PROMPT: Read through the data and report every line in which the word "index" occurs.

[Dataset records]

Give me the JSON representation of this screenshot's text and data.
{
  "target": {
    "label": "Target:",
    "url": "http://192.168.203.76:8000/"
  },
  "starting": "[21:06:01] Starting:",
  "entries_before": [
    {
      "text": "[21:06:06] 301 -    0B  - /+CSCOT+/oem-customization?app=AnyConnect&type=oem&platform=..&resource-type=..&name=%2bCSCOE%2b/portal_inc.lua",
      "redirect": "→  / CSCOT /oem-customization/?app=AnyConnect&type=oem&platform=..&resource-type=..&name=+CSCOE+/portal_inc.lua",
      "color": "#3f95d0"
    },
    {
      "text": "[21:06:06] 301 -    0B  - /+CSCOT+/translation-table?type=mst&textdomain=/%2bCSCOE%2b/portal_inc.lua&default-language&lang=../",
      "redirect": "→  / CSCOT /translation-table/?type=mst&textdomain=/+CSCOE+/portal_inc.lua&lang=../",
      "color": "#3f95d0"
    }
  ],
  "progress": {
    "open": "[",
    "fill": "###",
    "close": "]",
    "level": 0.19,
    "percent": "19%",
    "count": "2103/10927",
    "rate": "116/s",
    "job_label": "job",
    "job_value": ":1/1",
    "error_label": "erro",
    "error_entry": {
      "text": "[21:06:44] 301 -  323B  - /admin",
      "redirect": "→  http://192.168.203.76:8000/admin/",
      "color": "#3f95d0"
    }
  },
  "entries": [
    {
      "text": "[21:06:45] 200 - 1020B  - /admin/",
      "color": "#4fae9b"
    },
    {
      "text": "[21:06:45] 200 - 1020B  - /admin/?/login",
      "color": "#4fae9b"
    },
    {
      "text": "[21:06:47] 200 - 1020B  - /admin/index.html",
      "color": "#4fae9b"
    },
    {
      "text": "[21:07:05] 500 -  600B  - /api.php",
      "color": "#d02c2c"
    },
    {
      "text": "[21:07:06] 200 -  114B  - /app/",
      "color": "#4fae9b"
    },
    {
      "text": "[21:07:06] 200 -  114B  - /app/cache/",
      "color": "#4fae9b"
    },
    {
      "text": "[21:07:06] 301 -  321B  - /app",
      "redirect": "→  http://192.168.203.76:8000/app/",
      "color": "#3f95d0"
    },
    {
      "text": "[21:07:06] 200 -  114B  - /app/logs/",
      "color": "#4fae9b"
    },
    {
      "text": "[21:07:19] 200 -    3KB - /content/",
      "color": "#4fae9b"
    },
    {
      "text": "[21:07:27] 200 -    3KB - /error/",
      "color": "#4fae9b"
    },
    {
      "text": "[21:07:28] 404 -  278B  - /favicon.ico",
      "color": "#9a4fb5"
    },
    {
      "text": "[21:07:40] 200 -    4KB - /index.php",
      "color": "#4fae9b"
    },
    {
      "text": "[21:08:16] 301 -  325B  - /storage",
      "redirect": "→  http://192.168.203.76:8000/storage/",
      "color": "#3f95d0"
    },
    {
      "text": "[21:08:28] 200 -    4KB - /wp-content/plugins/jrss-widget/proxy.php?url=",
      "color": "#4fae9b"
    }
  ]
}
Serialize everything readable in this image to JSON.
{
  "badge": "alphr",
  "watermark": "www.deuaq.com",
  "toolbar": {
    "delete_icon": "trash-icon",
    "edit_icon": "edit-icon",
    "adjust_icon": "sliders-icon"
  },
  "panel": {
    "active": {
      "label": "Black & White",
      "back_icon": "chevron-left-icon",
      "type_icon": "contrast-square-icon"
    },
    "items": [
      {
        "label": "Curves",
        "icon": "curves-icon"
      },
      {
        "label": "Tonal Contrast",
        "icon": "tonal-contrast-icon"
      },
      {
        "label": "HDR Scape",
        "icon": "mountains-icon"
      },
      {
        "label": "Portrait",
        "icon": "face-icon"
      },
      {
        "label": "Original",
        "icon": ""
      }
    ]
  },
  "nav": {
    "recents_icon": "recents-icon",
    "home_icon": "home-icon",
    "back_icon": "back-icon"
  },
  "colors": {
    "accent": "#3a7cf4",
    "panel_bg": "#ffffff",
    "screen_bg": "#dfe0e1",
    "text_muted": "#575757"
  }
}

RESULT OF THIS TASK:
      "text": "[21:06:47] 200 - 1020B  - /admin/index.html",
      "text": "[21:07:40] 200 -    4KB - /index.php",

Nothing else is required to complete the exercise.